- [Short problem]
Copy every line of the data in which the word "kick" occurs.

- [A run of records]
———
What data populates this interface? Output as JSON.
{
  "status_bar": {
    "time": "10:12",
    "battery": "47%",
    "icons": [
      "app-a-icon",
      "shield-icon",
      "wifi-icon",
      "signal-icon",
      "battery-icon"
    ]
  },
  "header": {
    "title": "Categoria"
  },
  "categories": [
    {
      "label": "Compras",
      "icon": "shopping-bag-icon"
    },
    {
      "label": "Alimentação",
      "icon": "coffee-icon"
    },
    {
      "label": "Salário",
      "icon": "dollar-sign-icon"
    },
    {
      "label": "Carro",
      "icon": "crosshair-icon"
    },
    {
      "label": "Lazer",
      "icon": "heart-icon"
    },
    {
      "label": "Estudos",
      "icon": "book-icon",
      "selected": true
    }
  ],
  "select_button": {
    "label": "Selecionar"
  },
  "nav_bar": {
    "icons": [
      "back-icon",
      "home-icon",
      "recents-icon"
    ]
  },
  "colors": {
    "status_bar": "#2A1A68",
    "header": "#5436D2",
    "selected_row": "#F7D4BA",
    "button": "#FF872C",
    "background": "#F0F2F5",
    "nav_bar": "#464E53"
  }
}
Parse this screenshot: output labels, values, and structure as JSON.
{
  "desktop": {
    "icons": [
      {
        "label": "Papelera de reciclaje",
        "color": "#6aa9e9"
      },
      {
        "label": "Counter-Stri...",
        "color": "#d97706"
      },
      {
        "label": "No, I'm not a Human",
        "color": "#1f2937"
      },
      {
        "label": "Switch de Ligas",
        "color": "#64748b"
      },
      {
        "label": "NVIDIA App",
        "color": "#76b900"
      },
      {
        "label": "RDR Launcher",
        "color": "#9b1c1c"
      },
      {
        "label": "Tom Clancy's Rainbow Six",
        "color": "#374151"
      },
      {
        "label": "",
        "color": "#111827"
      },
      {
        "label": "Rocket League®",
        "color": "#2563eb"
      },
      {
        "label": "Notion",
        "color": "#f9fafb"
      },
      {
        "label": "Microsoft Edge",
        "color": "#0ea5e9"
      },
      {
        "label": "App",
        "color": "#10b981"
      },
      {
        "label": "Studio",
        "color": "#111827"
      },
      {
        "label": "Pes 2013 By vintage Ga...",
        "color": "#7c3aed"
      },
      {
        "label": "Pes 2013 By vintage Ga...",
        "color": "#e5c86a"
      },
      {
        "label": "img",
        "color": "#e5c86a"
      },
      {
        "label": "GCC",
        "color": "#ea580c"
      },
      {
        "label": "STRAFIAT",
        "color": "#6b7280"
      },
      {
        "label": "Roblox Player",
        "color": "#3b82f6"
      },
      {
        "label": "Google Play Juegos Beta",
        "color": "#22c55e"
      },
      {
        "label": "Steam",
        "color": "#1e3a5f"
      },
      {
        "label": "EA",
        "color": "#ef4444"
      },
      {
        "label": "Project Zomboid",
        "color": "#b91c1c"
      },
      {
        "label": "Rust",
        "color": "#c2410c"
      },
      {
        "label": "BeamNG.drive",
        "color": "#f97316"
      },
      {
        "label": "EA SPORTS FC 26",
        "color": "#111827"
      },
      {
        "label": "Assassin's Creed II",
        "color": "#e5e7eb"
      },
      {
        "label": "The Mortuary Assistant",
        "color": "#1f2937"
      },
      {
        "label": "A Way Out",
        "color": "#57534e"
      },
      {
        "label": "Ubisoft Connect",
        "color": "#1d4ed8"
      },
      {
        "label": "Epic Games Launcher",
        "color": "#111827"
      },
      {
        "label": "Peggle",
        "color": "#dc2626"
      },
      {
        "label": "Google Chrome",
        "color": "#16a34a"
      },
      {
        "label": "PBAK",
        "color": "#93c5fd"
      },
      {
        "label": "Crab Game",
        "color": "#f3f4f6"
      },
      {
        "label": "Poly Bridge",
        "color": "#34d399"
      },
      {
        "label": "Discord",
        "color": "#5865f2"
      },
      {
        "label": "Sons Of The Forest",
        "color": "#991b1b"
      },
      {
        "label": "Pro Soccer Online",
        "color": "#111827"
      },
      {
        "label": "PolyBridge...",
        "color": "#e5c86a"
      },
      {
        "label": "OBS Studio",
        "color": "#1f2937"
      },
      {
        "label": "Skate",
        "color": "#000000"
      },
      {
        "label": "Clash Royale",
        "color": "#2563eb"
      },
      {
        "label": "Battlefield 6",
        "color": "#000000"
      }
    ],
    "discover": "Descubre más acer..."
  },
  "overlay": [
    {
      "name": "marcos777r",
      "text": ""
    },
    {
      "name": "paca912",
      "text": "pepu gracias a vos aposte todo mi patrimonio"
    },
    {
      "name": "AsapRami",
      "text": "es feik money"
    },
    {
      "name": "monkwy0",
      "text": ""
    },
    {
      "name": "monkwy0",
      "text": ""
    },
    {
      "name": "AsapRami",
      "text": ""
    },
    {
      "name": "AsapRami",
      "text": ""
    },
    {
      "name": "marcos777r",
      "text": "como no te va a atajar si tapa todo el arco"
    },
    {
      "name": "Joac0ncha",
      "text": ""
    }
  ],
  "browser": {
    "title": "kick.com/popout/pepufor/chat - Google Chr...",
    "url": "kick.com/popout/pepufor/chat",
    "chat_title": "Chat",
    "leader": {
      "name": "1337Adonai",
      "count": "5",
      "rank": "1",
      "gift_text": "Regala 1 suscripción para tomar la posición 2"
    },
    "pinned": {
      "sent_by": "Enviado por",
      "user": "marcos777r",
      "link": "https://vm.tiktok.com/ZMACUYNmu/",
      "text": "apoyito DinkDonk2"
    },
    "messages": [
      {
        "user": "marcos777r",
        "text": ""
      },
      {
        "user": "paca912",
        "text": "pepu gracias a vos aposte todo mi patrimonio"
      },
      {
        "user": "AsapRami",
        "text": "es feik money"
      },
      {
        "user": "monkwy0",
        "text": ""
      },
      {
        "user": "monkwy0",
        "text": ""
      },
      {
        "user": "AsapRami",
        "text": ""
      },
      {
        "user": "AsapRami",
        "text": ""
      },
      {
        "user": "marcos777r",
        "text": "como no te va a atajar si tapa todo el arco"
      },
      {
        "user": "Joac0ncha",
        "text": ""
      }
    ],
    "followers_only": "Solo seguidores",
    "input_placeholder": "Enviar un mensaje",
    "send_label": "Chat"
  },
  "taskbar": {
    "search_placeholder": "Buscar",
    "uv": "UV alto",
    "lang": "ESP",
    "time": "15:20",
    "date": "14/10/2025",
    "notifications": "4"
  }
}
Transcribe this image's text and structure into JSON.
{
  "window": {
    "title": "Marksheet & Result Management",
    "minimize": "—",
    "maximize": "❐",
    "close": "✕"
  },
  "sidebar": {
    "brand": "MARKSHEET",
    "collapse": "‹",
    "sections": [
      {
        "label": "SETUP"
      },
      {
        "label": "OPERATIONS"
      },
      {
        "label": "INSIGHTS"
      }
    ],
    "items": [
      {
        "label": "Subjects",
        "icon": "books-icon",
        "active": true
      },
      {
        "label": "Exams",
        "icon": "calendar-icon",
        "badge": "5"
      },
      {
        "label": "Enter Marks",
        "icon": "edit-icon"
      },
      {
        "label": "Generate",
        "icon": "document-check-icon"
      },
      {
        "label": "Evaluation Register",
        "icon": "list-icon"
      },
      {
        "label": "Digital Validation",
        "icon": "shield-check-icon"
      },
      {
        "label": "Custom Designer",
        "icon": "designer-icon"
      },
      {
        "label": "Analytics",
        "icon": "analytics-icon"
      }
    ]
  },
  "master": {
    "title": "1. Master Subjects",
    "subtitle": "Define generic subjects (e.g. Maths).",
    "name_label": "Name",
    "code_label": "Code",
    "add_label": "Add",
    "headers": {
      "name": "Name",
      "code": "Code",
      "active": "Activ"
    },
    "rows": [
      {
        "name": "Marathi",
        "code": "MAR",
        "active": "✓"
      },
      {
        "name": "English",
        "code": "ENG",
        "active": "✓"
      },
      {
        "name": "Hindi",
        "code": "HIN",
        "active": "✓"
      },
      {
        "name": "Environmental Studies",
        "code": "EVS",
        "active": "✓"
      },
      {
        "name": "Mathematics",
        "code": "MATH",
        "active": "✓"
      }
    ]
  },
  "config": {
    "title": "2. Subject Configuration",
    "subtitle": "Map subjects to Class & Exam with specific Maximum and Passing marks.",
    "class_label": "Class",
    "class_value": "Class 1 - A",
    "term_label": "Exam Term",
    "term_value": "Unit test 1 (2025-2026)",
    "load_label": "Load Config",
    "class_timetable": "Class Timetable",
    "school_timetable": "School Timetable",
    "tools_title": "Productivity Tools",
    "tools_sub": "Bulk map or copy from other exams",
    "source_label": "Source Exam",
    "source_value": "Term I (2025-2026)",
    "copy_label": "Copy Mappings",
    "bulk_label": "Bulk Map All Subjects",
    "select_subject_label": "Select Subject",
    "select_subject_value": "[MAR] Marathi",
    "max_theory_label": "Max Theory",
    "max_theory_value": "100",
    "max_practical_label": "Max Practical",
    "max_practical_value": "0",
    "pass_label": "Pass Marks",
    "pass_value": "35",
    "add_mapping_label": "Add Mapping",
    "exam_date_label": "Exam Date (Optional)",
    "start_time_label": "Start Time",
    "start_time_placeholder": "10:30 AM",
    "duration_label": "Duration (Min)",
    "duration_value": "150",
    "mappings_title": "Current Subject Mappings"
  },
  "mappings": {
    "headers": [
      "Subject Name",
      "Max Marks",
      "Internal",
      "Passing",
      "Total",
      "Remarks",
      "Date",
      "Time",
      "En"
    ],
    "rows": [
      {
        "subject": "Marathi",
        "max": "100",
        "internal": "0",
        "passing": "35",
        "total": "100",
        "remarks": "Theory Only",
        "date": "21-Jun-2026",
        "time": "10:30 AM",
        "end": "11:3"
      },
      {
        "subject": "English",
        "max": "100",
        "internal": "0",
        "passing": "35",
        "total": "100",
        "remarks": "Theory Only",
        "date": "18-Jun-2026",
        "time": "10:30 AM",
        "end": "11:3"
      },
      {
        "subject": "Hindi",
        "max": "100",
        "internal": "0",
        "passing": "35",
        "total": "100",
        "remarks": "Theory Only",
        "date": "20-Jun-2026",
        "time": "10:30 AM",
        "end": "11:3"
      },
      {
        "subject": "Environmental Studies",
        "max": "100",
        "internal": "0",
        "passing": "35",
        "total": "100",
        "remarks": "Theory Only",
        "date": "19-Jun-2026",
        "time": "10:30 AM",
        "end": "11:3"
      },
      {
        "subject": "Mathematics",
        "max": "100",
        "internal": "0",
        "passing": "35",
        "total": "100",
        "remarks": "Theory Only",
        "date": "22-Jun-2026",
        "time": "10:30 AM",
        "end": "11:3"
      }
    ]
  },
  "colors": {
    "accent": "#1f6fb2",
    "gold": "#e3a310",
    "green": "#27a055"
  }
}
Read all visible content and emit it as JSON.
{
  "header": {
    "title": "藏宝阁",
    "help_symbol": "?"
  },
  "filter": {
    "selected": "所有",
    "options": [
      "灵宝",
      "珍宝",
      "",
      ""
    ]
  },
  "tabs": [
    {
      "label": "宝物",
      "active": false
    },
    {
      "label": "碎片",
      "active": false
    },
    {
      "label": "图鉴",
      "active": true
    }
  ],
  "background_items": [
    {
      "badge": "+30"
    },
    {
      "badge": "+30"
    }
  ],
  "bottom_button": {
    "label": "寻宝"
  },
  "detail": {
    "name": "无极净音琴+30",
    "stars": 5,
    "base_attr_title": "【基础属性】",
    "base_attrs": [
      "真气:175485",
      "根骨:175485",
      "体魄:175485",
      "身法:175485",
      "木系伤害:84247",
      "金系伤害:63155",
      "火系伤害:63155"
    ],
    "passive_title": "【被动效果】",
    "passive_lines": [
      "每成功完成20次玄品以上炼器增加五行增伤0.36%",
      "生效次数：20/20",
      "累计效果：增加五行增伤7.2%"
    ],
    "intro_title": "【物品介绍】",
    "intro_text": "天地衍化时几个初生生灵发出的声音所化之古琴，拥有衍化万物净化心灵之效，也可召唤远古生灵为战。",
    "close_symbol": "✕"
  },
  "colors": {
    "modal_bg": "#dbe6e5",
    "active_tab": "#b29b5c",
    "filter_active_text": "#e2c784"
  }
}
———
- [Exercise output]
    "title": "kick.com/popout/pepufor/chat - Google Chr...",
    "url": "kick.com/popout/pepufor/chat",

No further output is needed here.